* WHAT YOU NEED TO DO *
Copy all lines below exactly as written. Leave pictures out.
#####
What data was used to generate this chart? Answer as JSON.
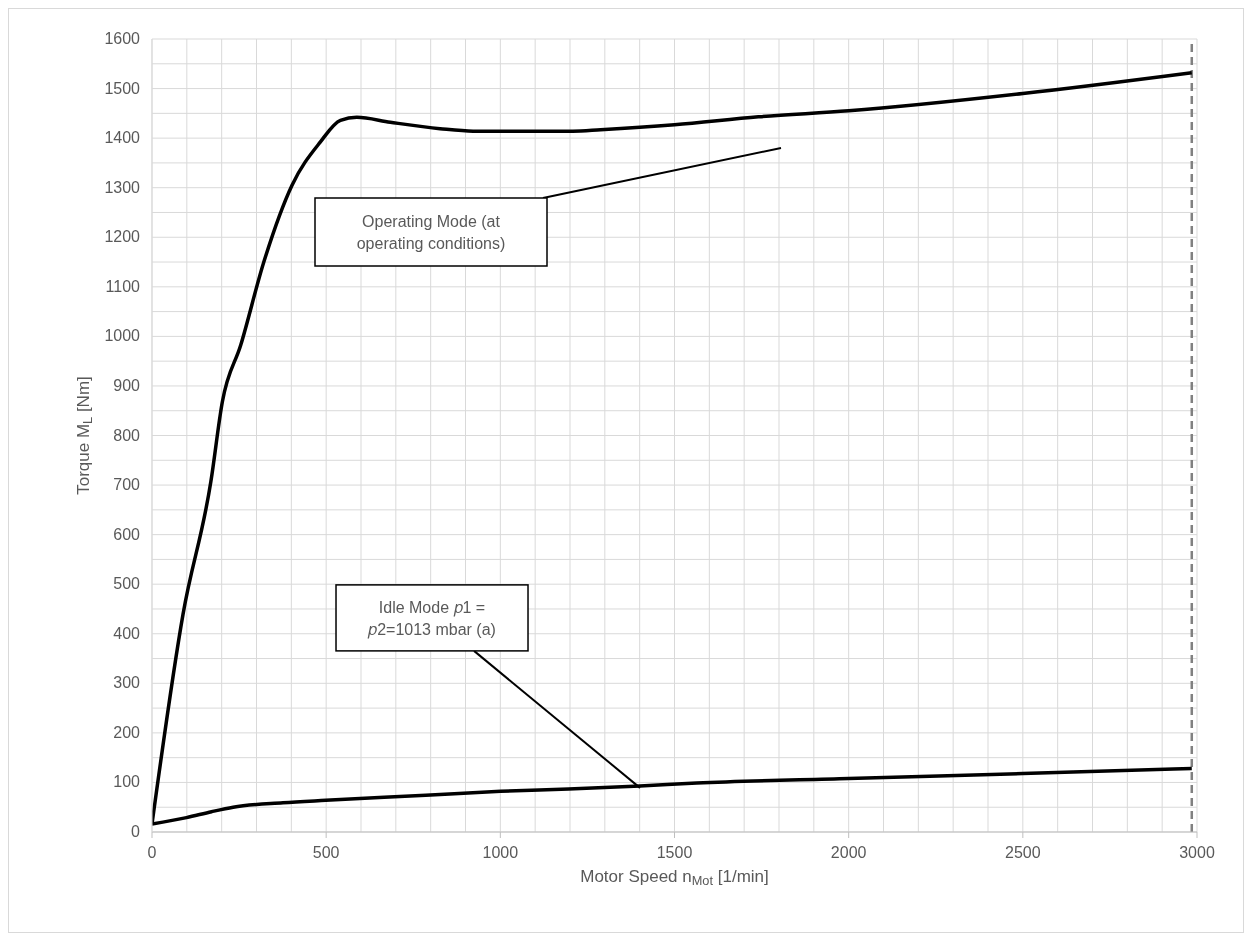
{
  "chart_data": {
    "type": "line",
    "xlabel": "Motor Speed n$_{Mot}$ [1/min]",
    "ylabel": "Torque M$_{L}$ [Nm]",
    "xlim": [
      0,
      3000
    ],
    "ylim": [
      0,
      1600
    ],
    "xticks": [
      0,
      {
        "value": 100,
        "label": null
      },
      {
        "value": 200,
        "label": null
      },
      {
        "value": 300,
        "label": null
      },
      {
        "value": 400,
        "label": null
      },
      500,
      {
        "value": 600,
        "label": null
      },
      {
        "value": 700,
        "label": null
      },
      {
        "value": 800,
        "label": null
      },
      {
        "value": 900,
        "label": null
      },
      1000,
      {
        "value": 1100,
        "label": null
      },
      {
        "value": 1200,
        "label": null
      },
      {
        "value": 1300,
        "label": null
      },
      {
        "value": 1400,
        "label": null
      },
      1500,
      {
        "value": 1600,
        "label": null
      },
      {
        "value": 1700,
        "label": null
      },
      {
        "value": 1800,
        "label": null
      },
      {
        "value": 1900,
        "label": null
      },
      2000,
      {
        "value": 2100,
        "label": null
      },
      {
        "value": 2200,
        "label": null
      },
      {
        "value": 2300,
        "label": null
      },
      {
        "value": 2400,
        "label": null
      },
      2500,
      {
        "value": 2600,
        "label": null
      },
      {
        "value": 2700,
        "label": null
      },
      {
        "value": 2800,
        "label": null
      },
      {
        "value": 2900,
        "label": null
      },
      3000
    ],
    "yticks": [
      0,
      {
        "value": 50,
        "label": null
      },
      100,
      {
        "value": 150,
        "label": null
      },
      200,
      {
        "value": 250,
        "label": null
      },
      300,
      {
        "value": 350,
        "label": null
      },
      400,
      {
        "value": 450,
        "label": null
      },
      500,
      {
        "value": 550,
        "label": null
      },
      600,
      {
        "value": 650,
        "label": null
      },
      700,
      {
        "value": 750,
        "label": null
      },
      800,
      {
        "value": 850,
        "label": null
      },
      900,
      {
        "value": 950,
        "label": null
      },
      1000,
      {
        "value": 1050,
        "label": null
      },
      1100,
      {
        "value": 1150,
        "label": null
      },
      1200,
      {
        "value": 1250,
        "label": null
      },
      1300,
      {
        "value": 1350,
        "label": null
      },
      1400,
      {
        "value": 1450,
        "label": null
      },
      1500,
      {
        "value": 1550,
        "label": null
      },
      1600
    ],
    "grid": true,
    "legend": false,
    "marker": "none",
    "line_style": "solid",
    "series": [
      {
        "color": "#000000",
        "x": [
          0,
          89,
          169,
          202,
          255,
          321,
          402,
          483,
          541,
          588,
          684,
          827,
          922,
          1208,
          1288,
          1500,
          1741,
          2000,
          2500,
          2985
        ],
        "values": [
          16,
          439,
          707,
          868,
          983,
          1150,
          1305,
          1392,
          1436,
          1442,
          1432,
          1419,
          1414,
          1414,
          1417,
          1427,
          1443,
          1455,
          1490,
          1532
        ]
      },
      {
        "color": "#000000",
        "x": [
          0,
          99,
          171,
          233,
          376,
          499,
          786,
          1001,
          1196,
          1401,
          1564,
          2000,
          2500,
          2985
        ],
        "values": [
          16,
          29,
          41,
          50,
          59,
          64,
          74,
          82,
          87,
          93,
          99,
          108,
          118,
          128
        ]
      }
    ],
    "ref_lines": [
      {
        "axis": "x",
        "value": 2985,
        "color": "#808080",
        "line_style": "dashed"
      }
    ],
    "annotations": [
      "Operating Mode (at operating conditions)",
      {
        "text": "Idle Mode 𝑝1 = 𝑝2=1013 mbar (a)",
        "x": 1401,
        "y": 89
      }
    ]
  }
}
#####
* CORRECT RESULT *
What data was used to generate this chart? Answer as JSON.
{
  "chart_data": {
    "type": "line",
    "xlabel": "Motor Speed n$_{Mot}$ [1/min]",
    "ylabel": "Torque M$_{L}$ [Nm]",
    "xlim": [
      0,
      3000
    ],
    "ylim": [
      0,
      1600
    ],
    "xticks": [
      0,
      {
        "value": 100,
        "label": null
      },
      {
        "value": 200,
        "label": null
      },
      {
        "value": 300,
        "label": null
      },
      {
        "value": 400,
        "label": null
      },
      500,
      {
        "value": 600,
        "label": null
      },
      {
        "value": 700,
        "label": null
      },
      {
        "value": 800,
        "label": null
      },
      {
        "value": 900,
        "label": null
      },
      1000,
      {
        "value": 1100,
        "label": null
      },
      {
        "value": 1200,
        "label": null
      },
      {
        "value": 1300,
        "label": null
      },
      {
        "value": 1400,
        "label": null
      },
      1500,
      {
        "value": 1600,
        "label": null
      },
      {
        "value": 1700,
        "label": null
      },
      {
        "value": 1800,
        "label": null
      },
      {
        "value": 1900,
        "label": null
      },
      2000,
      {
        "value": 2100,
        "label": null
      },
      {
        "value": 2200,
        "label": null
      },
      {
        "value": 2300,
        "label": null
      },
      {
        "value": 2400,
        "label": null
      },
      2500,
      {
        "value": 2600,
        "label": null
      },
      {
        "value": 2700,
        "label": null
      },
      {
        "value": 2800,
        "label": null
      },
      {
        "value": 2900,
        "label": null
      },
      3000
    ],
    "yticks": [
      0,
      {
        "value": 50,
        "label": null
      },
      100,
      {
        "value": 150,
        "label": null
      },
      200,
      {
        "value": 250,
        "label": null
      },
      300,
      {
        "value": 350,
        "label": null
      },
      400,
      {
        "value": 450,
        "label": null
      },
      500,
      {
        "value": 550,
        "label": null
      },
      600,
      {
        "value": 650,
        "label": null
      },
      700,
      {
        "value": 750,
        "label": null
      },
      800,
      {
        "value": 850,
        "label": null
      },
      900,
      {
        "value": 950,
        "label": null
      },
      1000,
      {
        "value": 1050,
        "label": null
      },
      1100,
      {
        "value": 1150,
        "label": null
      },
      1200,
      {
        "value": 1250,
        "label": null
      },
      1300,
      {
        "value": 1350,
        "label": null
      },
      1400,
      {
        "value": 1450,
        "label": null
      },
      1500,
      {
        "value": 1550,
        "label": null
      },
      1600
    ],
    "grid": true,
    "legend": false,
    "marker": "none",
    "line_style": "solid",
    "series": [
      {
        "color": "#000000",
        "x": [
          0,
          89,
          169,
          202,
          255,
          321,
          402,
          483,
          541,
          588,
          684,
          827,
          922,
          1208,
          1288,
          1500,
          1741,
          2000,
          2500,
          2985
        ],
        "values": [
          16,
          439,
          707,
          868,
          983,
          1150,
          1305,
          1392,
          1436,
          1442,
          1432,
          1419,
          1414,
          1414,
          1417,
          1427,
          1443,
          1455,
          1490,
          1532
        ]
      },
      {
        "color": "#000000",
        "x": [
          0,
          99,
          171,
          233,
          376,
          499,
          786,
          1001,
          1196,
          1401,
          1564,
          2000,
          2500,
          2985
        ],
        "values": [
          16,
          29,
          41,
          50,
          59,
          64,
          74,
          82,
          87,
          93,
          99,
          108,
          118,
          128
        ]
      }
    ],
    "ref_lines": [
      {
        "axis": "x",
        "value": 2985,
        "color": "#808080",
        "line_style": "dashed"
      }
    ],
    "annotations": [
      "Operating Mode (at operating conditions)",
      {
        "text": "Idle Mode 𝑝1 = 𝑝2=1013 mbar (a)",
        "x": 1401,
        "y": 89
      }
    ]
  }
}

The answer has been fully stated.